LW: Again, we don’t want to delimit interpretation, and we don’t want to say, “We are making this to mean this.” What we find is that the most interesting art is open to a spectrum of interpretation. We love that in the book, you can have a very secular understanding of something like reincarnation. We have the José Saramago line in there, which says the nature of our immortal lives is in the consequences of our words and deeds, which go on apportioning themselves throughout all time. This is a very secular understanding of karma. But there are also other things… my brother this week had the sweetest line ever, where he was like, “Of course I believe in reincarnation—look at my sister.” We, in our own lives, reincarnate as well. We have new lives. I’m sure there are people in your life who would see this version of you, as opposed to 20 years ago, and would say, “Wow, you’ve changed.”
AVC: There are certainly people trying to interpret the movie thematically, entirely through the lens of your own life. Do you think there’s value to that? Is it just another form of limitation?
LW: It’s a limitation.
AW: Yeah, Lana’s experience is a component to the film, certainly. But the book and the movie are much more than that.
LW: Andy’s life is in it, Tom’s life is in it, David Mitchell’s life is in it. There are things that are so profoundly David Mitchell, if you got to know him, you’d be like, “That is David Mitchell in there.” That’s what art is. So we are in a dialogue with the rest of the humans that are interested in being in a dialogue with us, and they’ll see parts of me, they’ll see parts of David, they’ll see parts of Andy or Tom.
AVC: Is there an ideal response to your work?
AW: “It’s great!” [Laughs.]
LW: The work in general, or Cloud Atlas?
AVC: Either. “It’s great” is a very positive response, but it’s on that surface level, as opposed to engaging in a dialogue or dissecting and absorbing the themes.

● PROVIDED DATA:
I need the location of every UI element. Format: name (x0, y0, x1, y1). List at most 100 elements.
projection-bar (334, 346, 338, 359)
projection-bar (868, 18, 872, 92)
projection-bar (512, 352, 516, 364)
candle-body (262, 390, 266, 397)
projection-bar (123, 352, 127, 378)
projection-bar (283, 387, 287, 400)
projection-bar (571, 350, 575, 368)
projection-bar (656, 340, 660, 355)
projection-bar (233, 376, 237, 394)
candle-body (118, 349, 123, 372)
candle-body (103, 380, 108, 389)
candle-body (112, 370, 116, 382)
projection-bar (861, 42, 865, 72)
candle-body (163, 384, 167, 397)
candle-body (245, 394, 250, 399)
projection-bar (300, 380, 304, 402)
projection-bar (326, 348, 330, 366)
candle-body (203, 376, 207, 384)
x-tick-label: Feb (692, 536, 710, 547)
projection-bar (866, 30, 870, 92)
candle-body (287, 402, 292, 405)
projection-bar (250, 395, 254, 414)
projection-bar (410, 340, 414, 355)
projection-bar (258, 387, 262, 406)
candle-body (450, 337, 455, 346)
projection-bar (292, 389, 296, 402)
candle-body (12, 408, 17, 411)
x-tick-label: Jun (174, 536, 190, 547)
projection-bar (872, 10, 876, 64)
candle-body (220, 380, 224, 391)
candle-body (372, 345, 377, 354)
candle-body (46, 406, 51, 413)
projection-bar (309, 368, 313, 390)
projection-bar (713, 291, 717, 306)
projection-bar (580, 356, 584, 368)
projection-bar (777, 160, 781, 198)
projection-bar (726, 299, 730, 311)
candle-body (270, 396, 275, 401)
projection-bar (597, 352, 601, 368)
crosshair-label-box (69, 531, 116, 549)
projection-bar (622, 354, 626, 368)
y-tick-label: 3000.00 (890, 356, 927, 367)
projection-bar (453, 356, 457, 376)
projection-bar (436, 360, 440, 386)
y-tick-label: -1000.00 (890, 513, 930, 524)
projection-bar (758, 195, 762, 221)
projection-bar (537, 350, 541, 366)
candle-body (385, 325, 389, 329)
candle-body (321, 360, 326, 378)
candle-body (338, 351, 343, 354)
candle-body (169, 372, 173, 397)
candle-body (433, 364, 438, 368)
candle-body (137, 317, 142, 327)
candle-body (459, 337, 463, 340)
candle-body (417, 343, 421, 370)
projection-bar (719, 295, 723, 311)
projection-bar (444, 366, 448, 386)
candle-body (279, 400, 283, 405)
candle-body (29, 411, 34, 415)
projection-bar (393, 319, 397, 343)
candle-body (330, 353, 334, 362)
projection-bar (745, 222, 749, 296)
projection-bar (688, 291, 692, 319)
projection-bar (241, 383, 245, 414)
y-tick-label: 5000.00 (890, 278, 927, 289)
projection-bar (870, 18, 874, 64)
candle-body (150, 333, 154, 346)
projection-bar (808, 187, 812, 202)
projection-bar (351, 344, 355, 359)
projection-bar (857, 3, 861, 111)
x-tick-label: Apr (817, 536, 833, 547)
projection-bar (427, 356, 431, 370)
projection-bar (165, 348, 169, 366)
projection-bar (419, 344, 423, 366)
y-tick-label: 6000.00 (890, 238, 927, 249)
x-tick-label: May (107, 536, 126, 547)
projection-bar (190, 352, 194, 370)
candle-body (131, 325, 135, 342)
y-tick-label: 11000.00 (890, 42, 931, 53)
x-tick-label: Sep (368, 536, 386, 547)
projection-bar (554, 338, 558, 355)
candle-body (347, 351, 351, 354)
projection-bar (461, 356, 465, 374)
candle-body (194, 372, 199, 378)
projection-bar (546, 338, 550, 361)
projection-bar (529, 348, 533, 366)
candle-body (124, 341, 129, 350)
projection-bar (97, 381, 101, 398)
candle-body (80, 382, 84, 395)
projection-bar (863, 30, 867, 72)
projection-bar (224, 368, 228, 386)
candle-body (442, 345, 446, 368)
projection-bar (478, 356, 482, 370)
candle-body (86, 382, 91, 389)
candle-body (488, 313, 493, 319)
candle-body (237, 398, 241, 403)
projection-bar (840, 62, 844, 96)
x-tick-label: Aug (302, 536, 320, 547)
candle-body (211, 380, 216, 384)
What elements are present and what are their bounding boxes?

...

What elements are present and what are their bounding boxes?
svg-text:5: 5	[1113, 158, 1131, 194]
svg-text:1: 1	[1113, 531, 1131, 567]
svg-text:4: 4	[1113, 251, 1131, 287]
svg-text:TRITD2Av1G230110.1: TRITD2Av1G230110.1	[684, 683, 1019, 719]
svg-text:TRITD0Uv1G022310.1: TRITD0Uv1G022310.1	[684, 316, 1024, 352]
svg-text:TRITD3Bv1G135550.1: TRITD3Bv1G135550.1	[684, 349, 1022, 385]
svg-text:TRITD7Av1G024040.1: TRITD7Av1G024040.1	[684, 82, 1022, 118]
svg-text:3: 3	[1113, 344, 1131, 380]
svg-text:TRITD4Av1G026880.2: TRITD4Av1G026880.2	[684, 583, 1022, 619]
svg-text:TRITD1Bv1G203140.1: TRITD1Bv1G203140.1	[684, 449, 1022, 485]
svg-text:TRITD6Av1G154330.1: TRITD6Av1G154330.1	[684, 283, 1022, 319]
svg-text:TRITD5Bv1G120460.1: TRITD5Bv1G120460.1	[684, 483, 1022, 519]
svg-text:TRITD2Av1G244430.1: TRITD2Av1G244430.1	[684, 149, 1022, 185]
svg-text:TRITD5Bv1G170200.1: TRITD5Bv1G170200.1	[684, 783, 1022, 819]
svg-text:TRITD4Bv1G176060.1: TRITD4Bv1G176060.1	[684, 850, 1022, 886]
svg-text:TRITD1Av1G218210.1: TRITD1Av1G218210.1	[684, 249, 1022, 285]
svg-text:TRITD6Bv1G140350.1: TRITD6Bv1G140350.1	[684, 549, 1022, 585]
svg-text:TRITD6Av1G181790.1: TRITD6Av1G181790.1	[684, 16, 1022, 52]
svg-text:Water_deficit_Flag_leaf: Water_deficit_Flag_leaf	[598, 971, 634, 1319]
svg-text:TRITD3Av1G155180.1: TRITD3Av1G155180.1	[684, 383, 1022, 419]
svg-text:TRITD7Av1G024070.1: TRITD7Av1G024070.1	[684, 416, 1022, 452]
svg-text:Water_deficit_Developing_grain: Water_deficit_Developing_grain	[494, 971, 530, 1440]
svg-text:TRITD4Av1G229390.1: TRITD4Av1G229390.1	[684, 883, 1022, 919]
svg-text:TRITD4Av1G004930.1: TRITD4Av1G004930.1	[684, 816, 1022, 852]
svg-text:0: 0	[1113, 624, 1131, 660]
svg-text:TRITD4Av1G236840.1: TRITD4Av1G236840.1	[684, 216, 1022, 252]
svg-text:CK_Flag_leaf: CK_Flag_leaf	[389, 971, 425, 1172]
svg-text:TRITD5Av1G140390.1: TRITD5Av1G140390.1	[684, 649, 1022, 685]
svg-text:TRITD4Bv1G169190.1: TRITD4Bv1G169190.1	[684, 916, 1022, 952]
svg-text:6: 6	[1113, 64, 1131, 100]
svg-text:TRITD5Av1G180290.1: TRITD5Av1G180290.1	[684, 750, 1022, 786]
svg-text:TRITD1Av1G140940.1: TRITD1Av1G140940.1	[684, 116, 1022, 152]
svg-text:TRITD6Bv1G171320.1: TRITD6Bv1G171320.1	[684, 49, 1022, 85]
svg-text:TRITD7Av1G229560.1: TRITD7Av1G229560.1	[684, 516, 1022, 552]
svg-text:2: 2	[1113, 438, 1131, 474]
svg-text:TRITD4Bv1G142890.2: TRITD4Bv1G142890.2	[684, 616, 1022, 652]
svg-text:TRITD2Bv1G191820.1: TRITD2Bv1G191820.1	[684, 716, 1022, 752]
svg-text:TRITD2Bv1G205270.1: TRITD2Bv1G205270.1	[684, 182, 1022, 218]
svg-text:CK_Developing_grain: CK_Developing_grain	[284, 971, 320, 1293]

● TASKS AND EXERCISES:
A) In the Cloud Atlas interview, whose line is cited as a very secular understanding of karma?
B) List the people whose lives, according to LW in the Cloud Atlas interview, are in the film.
C) Continue the Cloud Atlas interview from its final line onward, keeping the same speakers and conversational style.

● ANSWERS BY TASK:
A) José Saramago's

B) Andy, Tom, David Mitchell

C)
AW: Yeah, the response is, we hope, people go home or go out to dinner and talk about our movies the way we would when we were young, when our parents were taking us to films, and we would talk about films. The idea of it sparking some sort of dialogue is a response I’m happy with.
LW: All art is an invitation to abandon your point of view. An attempt to see the world in a different way. And if people authentically attempt to abandon their points of view and see the world from our perspective, then I think all comments they would make through that process would be legitimate and wonderful.
AVC: Again, it seems difficult to approach such a rarified goal in a film that’s so action- and spectacle-driven, in a film with so many sequences that seem designed to overwhelm people’s intellects.
LW: Again, we don’t want to make it dull—I mean, it’s not like an experimental college film. It’s still a large-scale—it has an audience that transcends the audience that will ever understand deconstructionist theory. Yet people feel it emotionally. I mean, the end of the second movie is the scene with the Architect. And, I mean—[to Andy] should we maybe not get into talking about this?
AW: [Laughs.] Maybe not.
LW: But just in very broad strokes, we thought, “Wouldn’t it be interesting if instead of a traditional ending, where you have the hero combat the villain, or achieve something through force of arms, essentially, at the climactic moment of the film, if you could somehow insert the audience into that role of protagonist, and you could actually put the audience into feeling like they were in the fight?” We wanted to have the audience be Neo in a way they had never experienced before, in a more subconscious way.
AW: A kung-fu fight of understanding. [Laughs.]
LW: There’s a trick where if someone is saying something complicated, and in particular if they’re using big words, audiences will stare at the mouth of the person that’s speaking. We just do it unconsciously. It helps us understand what someone’s saying. So we thought, “Well, what if someone is actually saying this incredibly big secret, and then you show a background behind him, and at first, you leave the background consistent, but then you slowly start changing the background? And then your eyes will go from the Architect to the background to Neo in the background, and then back, and then you’ll start to miss things, and you’ll get a little lost and confused, and then you’ll get frustrated, and then you’ll have no idea what he’s saying.
AVC: Is that an attempt to make people re-watch and analyze the movies?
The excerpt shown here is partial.